>> start MATERIAL FOR THE TASK

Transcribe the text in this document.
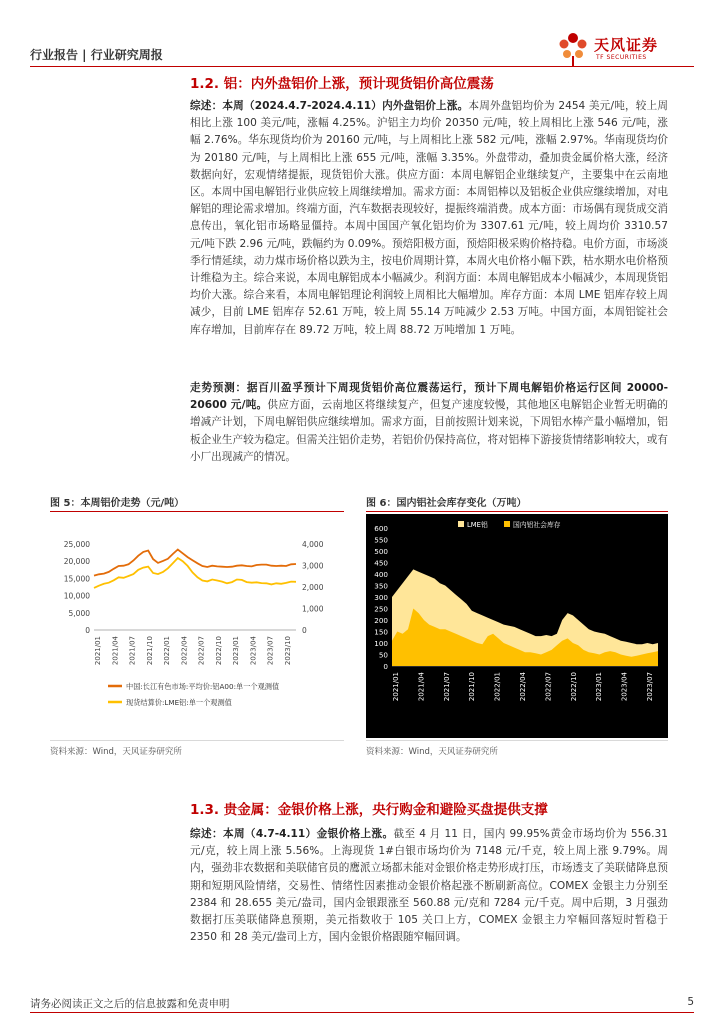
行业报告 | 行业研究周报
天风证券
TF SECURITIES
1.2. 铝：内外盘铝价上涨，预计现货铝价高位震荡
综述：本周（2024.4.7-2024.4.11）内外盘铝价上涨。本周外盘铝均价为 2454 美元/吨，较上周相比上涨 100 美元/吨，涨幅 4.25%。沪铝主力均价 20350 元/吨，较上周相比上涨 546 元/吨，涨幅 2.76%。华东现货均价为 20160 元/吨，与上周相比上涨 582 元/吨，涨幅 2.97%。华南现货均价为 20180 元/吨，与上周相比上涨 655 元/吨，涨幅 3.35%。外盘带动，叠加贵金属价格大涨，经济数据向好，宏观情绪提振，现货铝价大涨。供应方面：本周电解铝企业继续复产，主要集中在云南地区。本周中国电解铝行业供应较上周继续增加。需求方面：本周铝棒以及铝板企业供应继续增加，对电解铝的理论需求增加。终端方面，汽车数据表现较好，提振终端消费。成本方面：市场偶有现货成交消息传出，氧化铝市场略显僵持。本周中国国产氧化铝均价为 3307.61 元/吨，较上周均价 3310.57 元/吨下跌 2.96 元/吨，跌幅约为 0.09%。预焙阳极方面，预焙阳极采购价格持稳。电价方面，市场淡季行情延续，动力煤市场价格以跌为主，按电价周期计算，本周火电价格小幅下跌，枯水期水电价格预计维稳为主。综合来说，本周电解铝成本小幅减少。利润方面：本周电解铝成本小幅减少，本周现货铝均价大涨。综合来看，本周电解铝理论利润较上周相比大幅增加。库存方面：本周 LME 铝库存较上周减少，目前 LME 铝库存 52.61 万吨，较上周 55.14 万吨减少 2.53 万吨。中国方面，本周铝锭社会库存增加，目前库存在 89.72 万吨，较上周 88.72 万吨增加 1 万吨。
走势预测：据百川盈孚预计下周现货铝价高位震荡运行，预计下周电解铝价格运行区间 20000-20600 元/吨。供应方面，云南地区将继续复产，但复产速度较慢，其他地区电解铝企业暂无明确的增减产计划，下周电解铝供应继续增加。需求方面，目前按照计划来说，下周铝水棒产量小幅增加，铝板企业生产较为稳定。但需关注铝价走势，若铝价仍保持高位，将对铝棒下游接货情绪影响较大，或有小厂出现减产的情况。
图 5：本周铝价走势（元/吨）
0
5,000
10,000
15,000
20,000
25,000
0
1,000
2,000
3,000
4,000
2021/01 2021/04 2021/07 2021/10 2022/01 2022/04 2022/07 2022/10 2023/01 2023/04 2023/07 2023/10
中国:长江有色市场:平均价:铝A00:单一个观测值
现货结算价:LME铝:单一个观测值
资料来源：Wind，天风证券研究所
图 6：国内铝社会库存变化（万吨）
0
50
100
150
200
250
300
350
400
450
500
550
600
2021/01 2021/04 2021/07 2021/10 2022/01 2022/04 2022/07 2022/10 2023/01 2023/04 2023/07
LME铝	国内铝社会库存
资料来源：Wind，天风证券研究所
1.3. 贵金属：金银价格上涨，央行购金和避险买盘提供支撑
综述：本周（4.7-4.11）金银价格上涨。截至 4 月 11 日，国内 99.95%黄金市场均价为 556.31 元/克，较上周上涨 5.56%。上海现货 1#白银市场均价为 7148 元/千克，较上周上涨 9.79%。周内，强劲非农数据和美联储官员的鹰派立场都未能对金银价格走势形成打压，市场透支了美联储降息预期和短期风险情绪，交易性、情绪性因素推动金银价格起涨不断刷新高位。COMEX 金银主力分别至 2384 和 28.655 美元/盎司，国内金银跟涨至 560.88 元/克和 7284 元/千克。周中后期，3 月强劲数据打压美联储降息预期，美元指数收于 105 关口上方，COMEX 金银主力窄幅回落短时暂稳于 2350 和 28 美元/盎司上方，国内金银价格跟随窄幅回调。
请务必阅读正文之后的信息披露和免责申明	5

>> end MATERIAL FOR THE TASK

> _CHALLENGE_
Only the number is wanted: how many lines in the entries above contain the string "单一个观测值"?

> _ANSWER TO THIS TASK_
2